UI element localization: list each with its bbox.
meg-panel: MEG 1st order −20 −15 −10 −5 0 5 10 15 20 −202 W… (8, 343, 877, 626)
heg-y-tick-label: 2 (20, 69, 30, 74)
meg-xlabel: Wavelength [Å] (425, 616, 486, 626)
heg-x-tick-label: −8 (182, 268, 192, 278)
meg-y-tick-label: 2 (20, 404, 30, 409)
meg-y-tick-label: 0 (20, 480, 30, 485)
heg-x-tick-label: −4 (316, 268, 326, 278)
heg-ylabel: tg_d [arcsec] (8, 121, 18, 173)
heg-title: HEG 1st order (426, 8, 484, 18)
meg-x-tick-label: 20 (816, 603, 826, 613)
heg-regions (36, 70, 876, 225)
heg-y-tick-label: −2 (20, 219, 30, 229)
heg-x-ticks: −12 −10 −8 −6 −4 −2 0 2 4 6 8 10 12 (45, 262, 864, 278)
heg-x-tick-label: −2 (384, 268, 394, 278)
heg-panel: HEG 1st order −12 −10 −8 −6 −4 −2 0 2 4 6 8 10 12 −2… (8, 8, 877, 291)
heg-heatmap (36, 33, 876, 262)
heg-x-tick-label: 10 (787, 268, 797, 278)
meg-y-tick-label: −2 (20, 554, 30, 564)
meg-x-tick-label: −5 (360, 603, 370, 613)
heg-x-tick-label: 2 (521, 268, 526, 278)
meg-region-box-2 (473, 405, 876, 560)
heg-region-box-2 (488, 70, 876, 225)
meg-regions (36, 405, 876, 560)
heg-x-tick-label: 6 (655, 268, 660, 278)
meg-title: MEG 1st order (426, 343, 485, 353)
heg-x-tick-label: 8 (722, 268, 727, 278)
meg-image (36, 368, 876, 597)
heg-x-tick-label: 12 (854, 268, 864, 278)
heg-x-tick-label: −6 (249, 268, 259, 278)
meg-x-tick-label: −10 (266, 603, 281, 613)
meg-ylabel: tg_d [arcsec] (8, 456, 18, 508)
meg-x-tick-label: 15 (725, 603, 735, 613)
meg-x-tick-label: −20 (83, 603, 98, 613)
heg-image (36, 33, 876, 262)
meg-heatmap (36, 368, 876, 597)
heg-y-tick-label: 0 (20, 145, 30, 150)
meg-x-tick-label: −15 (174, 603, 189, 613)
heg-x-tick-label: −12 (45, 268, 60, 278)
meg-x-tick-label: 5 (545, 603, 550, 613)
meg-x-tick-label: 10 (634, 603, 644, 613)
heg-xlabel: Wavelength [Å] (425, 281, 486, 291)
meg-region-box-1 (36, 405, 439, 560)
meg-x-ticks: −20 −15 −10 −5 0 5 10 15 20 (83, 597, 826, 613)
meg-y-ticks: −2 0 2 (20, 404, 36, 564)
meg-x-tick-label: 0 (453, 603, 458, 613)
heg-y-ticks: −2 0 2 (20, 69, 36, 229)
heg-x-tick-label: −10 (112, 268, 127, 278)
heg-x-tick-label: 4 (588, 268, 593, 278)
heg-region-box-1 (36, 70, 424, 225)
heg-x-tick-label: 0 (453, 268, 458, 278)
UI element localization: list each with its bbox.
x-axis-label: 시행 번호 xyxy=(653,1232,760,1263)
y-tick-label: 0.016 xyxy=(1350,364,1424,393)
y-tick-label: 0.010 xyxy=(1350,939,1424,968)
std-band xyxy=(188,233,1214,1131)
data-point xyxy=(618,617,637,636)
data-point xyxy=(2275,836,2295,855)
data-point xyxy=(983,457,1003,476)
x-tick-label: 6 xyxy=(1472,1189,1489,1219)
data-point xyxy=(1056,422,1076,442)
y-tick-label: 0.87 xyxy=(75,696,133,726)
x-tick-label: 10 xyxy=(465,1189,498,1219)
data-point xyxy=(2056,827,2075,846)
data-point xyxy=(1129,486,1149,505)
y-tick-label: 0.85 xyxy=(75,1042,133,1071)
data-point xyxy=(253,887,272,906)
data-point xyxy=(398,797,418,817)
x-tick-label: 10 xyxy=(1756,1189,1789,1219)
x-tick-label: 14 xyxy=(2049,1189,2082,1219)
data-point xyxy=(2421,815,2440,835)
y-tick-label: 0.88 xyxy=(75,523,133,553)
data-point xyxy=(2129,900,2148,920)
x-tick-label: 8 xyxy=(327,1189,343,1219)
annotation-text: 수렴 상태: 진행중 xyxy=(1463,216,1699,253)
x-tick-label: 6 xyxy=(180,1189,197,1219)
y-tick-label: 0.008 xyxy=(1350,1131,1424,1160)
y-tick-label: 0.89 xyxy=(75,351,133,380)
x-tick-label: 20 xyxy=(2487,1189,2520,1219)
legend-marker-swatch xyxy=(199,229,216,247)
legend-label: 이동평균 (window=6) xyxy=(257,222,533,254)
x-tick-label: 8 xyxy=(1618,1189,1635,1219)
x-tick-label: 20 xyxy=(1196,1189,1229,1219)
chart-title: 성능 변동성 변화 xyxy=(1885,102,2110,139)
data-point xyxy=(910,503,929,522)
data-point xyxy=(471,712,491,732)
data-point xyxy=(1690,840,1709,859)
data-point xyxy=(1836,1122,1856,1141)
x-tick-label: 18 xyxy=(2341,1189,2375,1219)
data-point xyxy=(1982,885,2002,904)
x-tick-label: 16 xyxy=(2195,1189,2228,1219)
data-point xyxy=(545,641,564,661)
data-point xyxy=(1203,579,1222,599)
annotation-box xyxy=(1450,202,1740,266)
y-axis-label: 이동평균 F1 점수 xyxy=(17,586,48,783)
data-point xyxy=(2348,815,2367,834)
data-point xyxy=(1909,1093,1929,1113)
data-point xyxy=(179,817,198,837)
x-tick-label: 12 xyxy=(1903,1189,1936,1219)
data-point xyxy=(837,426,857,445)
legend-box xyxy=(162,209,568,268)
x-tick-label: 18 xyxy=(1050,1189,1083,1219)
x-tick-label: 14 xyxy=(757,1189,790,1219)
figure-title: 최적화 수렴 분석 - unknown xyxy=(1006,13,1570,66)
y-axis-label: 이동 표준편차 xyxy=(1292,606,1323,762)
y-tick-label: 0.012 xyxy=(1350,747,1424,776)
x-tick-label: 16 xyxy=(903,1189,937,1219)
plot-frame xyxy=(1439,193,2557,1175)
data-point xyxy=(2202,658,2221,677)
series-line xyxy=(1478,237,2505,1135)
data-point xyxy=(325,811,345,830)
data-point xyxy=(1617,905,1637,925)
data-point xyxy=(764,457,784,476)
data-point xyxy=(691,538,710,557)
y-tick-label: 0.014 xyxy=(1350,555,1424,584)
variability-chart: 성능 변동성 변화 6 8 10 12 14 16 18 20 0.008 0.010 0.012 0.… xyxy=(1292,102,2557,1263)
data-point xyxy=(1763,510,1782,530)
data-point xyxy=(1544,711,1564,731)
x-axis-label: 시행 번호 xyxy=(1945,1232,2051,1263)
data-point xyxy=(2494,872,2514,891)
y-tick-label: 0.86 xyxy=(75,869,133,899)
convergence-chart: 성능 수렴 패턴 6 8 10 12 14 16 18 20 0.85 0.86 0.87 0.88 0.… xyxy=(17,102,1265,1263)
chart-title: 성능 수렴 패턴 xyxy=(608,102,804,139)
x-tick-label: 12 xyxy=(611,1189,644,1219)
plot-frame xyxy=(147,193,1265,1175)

§

● **AIM OF THE TASK**: Reproduce the whole listing above line for line, with no changes.

● **RIGHT ANSWER**:
UI element localization: list each with its bbox.
meg-panel: MEG 1st order −20 −15 −10 −5 0 5 10 15 20 −202 W… (8, 343, 877, 626)
heg-y-tick-label: 2 (20, 69, 30, 74)
meg-xlabel: Wavelength [Å] (425, 616, 486, 626)
heg-x-tick-label: −8 (182, 268, 192, 278)
meg-y-tick-label: 2 (20, 404, 30, 409)
meg-y-tick-label: 0 (20, 480, 30, 485)
heg-x-tick-label: −4 (316, 268, 326, 278)
heg-ylabel: tg_d [arcsec] (8, 121, 18, 173)
heg-title: HEG 1st order (426, 8, 484, 18)
meg-x-tick-label: 20 (816, 603, 826, 613)
heg-regions (36, 70, 876, 225)
heg-y-tick-label: −2 (20, 219, 30, 229)
heg-x-ticks: −12 −10 −8 −6 −4 −2 0 2 4 6 8 10 12 (45, 262, 864, 278)
heg-x-tick-label: −2 (384, 268, 394, 278)
heg-panel: HEG 1st order −12 −10 −8 −6 −4 −2 0 2 4 6 8 10 12 −2… (8, 8, 877, 291)
heg-heatmap (36, 33, 876, 262)
heg-x-tick-label: 10 (787, 268, 797, 278)
meg-y-tick-label: −2 (20, 554, 30, 564)
meg-x-tick-label: −5 (360, 603, 370, 613)
heg-x-tick-label: 2 (521, 268, 526, 278)
meg-region-box-2 (473, 405, 876, 560)
heg-region-box-2 (488, 70, 876, 225)
meg-regions (36, 405, 876, 560)
heg-x-tick-label: 6 (655, 268, 660, 278)
meg-title: MEG 1st order (426, 343, 485, 353)
heg-x-tick-label: 8 (722, 268, 727, 278)
meg-image (36, 368, 876, 597)
heg-x-tick-label: 12 (854, 268, 864, 278)
heg-x-tick-label: −6 (249, 268, 259, 278)
meg-x-tick-label: −10 (266, 603, 281, 613)
meg-ylabel: tg_d [arcsec] (8, 456, 18, 508)
meg-x-tick-label: 15 (725, 603, 735, 613)
meg-x-tick-label: −20 (83, 603, 98, 613)
heg-image (36, 33, 876, 262)
meg-heatmap (36, 368, 876, 597)
heg-y-tick-label: 0 (20, 145, 30, 150)
meg-x-tick-label: −15 (174, 603, 189, 613)
heg-x-tick-label: −12 (45, 268, 60, 278)
meg-x-tick-label: 5 (545, 603, 550, 613)
meg-x-tick-label: 10 (634, 603, 644, 613)
heg-xlabel: Wavelength [Å] (425, 281, 486, 291)
meg-region-box-1 (36, 405, 439, 560)
meg-x-ticks: −20 −15 −10 −5 0 5 10 15 20 (83, 597, 826, 613)
meg-y-ticks: −2 0 2 (20, 404, 36, 564)
meg-x-tick-label: 0 (453, 603, 458, 613)
heg-y-ticks: −2 0 2 (20, 69, 36, 229)
heg-x-tick-label: −10 (112, 268, 127, 278)
heg-x-tick-label: 4 (588, 268, 593, 278)
heg-region-box-1 (36, 70, 424, 225)
heg-x-tick-label: 0 (453, 268, 458, 278)
UI element localization: list each with its bbox.
x-axis-label: 시행 번호 xyxy=(653,1232,760,1263)
y-tick-label: 0.016 xyxy=(1350,364,1424,393)
y-tick-label: 0.010 xyxy=(1350,939,1424,968)
std-band xyxy=(188,233,1214,1131)
data-point xyxy=(618,617,637,636)
data-point xyxy=(2275,836,2295,855)
data-point xyxy=(983,457,1003,476)
x-tick-label: 6 xyxy=(1472,1189,1489,1219)
data-point xyxy=(1056,422,1076,442)
y-tick-label: 0.87 xyxy=(75,696,133,726)
x-tick-label: 10 xyxy=(465,1189,498,1219)
data-point xyxy=(2056,827,2075,846)
data-point xyxy=(1129,486,1149,505)
y-tick-label: 0.85 xyxy=(75,1042,133,1071)
data-point xyxy=(253,887,272,906)
data-point xyxy=(398,797,418,817)
x-tick-label: 10 xyxy=(1756,1189,1789,1219)
x-tick-label: 14 xyxy=(2049,1189,2082,1219)
data-point xyxy=(2421,815,2440,835)
y-tick-label: 0.88 xyxy=(75,523,133,553)
data-point xyxy=(2129,900,2148,920)
x-tick-label: 8 xyxy=(327,1189,343,1219)
annotation-text: 수렴 상태: 진행중 xyxy=(1463,216,1699,253)
x-tick-label: 6 xyxy=(180,1189,197,1219)
y-tick-label: 0.008 xyxy=(1350,1131,1424,1160)
y-tick-label: 0.89 xyxy=(75,351,133,380)
x-tick-label: 20 xyxy=(2487,1189,2520,1219)
legend-marker-swatch xyxy=(199,229,216,247)
legend-label: 이동평균 (window=6) xyxy=(257,222,533,254)
x-tick-label: 8 xyxy=(1618,1189,1635,1219)
x-tick-label: 20 xyxy=(1196,1189,1229,1219)
chart-title: 성능 변동성 변화 xyxy=(1885,102,2110,139)
data-point xyxy=(910,503,929,522)
data-point xyxy=(471,712,491,732)
data-point xyxy=(1690,840,1709,859)
data-point xyxy=(1836,1122,1856,1141)
x-tick-label: 18 xyxy=(2341,1189,2375,1219)
data-point xyxy=(1982,885,2002,904)
x-tick-label: 16 xyxy=(2195,1189,2228,1219)
data-point xyxy=(545,641,564,661)
data-point xyxy=(1203,579,1222,599)
annotation-box xyxy=(1450,202,1740,266)
y-axis-label: 이동평균 F1 점수 xyxy=(17,586,48,783)
data-point xyxy=(2348,815,2367,834)
data-point xyxy=(1909,1093,1929,1113)
data-point xyxy=(179,817,198,837)
x-tick-label: 12 xyxy=(1903,1189,1936,1219)
data-point xyxy=(837,426,857,445)
legend-box xyxy=(162,209,568,268)
x-tick-label: 18 xyxy=(1050,1189,1083,1219)
x-tick-label: 14 xyxy=(757,1189,790,1219)
figure-title: 최적화 수렴 분석 - unknown xyxy=(1006,13,1570,66)
y-axis-label: 이동 표준편차 xyxy=(1292,606,1323,762)
y-tick-label: 0.012 xyxy=(1350,747,1424,776)
x-tick-label: 16 xyxy=(903,1189,937,1219)
plot-frame xyxy=(1439,193,2557,1175)
data-point xyxy=(2202,658,2221,677)
series-line xyxy=(1478,237,2505,1135)
data-point xyxy=(325,811,345,830)
data-point xyxy=(1617,905,1637,925)
data-point xyxy=(764,457,784,476)
data-point xyxy=(691,538,710,557)
y-tick-label: 0.014 xyxy=(1350,555,1424,584)
variability-chart: 성능 변동성 변화 6 8 10 12 14 16 18 20 0.008 0.010 0.012 0.… xyxy=(1292,102,2557,1263)
data-point xyxy=(1763,510,1782,530)
data-point xyxy=(1544,711,1564,731)
x-axis-label: 시행 번호 xyxy=(1945,1232,2051,1263)
data-point xyxy=(2494,872,2514,891)
y-tick-label: 0.86 xyxy=(75,869,133,899)
convergence-chart: 성능 수렴 패턴 6 8 10 12 14 16 18 20 0.85 0.86 0.87 0.88 0.… xyxy=(17,102,1265,1263)
chart-title: 성능 수렴 패턴 xyxy=(608,102,804,139)
x-tick-label: 12 xyxy=(611,1189,644,1219)
plot-frame xyxy=(147,193,1265,1175)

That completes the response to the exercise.